>> Start

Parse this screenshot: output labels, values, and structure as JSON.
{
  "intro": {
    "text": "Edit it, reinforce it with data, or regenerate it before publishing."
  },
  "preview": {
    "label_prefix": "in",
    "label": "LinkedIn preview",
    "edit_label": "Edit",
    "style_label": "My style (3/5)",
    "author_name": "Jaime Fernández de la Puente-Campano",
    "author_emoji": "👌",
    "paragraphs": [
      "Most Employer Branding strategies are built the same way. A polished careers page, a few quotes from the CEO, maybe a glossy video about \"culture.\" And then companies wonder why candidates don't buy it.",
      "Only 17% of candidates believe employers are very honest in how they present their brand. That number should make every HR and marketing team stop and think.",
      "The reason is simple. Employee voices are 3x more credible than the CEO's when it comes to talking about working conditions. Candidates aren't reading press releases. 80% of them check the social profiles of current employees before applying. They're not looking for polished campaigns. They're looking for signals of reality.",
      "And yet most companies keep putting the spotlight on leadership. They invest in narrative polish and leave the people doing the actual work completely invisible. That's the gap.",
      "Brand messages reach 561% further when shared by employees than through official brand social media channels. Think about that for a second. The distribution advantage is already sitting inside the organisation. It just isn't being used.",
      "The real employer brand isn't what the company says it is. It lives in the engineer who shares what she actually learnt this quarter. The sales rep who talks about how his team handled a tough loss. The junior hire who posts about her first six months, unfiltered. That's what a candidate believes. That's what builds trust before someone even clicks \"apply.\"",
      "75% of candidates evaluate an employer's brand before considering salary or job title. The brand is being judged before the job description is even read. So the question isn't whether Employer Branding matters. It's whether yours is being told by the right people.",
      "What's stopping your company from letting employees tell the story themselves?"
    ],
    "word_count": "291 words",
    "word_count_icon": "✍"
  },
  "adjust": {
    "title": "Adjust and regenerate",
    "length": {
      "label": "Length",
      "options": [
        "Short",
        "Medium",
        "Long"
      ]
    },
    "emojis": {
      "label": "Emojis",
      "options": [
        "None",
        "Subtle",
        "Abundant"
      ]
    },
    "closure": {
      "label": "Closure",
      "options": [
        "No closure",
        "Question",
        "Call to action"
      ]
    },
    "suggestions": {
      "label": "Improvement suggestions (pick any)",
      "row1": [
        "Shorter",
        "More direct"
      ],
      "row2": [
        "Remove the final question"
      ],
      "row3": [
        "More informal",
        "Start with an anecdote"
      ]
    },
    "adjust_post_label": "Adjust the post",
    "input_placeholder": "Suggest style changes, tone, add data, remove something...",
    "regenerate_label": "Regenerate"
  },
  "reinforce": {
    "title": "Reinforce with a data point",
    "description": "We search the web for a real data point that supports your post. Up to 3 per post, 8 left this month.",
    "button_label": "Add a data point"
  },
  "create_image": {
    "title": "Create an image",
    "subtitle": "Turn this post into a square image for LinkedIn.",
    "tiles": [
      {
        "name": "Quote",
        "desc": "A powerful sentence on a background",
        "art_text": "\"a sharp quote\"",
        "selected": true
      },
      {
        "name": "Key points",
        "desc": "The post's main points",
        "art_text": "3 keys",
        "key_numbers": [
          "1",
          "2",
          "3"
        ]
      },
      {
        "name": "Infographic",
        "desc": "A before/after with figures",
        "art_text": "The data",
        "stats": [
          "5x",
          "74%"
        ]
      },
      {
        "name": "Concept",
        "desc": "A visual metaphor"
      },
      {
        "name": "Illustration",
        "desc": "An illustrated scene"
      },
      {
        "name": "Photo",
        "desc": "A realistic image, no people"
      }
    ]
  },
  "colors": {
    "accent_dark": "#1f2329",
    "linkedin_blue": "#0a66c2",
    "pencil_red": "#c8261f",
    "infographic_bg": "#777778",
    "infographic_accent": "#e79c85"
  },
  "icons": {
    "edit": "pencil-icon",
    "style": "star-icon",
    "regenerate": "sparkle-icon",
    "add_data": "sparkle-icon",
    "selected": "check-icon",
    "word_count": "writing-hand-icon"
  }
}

>> End
>> Start

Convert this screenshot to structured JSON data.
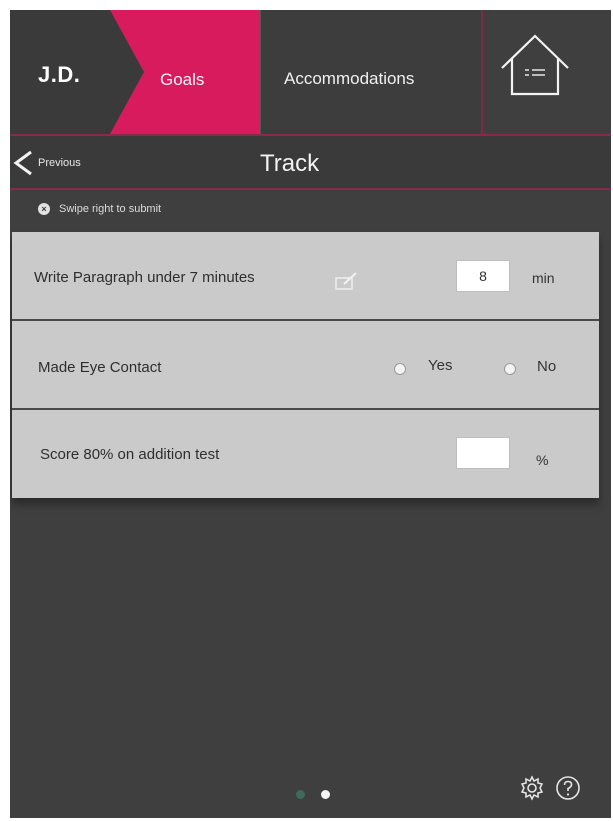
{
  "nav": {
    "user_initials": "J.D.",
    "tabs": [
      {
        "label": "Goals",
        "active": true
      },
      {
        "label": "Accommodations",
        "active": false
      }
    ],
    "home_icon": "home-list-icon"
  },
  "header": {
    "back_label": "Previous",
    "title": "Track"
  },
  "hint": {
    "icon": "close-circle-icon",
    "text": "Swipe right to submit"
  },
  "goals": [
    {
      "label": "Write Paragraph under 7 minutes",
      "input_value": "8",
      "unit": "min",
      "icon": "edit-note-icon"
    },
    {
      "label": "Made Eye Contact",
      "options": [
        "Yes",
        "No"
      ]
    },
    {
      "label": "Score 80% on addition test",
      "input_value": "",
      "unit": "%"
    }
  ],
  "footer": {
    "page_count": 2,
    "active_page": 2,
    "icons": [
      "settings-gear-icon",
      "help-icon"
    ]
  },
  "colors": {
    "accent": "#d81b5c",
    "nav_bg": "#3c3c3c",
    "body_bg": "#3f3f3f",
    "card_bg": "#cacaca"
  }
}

>> End
>> Start

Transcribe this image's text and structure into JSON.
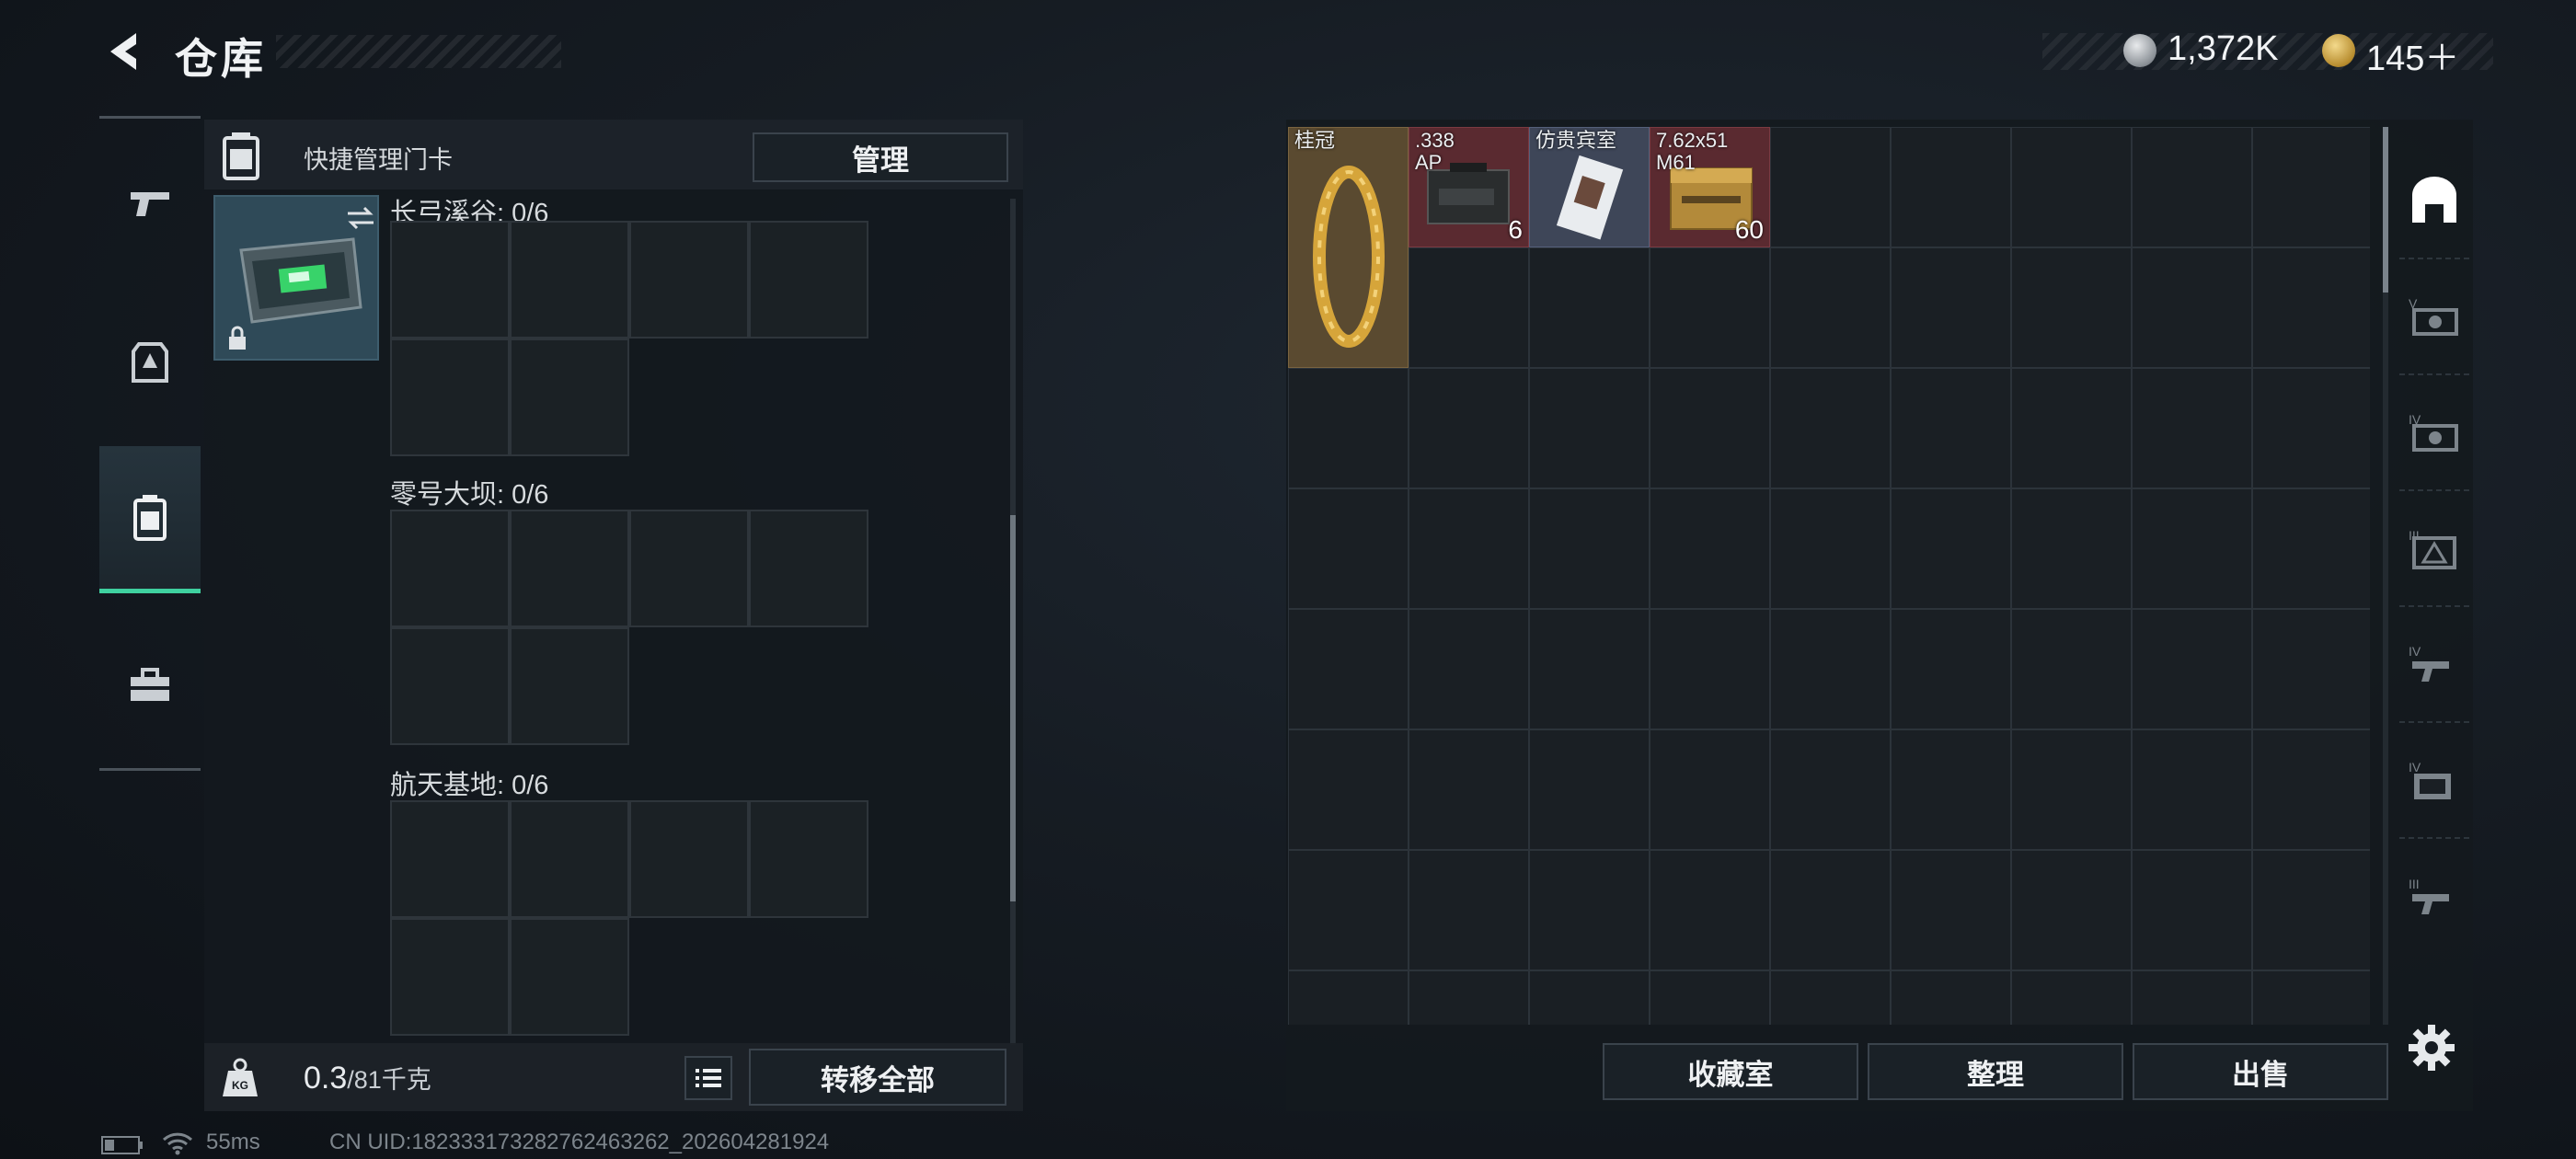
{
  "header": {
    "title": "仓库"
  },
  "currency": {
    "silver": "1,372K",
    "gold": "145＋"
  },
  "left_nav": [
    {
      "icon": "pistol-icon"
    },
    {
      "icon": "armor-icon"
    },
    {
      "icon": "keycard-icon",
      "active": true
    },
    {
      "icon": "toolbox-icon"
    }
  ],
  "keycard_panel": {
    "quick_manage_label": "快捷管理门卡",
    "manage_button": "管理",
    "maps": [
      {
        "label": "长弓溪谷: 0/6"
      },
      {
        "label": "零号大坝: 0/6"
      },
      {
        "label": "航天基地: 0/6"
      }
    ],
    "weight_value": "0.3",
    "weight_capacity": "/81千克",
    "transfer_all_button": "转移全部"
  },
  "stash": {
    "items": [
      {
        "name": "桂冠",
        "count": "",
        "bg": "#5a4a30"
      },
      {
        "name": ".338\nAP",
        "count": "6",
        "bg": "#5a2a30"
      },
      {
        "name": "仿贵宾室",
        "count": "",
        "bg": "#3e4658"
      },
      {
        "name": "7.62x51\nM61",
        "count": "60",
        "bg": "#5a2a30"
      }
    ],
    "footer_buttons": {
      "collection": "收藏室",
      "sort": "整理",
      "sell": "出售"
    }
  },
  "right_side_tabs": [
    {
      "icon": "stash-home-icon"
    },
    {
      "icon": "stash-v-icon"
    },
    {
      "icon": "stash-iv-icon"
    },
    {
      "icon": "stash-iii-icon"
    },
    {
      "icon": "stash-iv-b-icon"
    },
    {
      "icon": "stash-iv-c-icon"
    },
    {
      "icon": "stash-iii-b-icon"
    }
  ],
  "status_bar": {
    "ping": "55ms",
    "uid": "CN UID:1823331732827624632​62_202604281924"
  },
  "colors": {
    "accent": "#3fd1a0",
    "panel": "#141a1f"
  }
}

>> End

Select and copy every line of the material that holds the string "points".

        "name": "Key points",
        "desc": "The post's main points",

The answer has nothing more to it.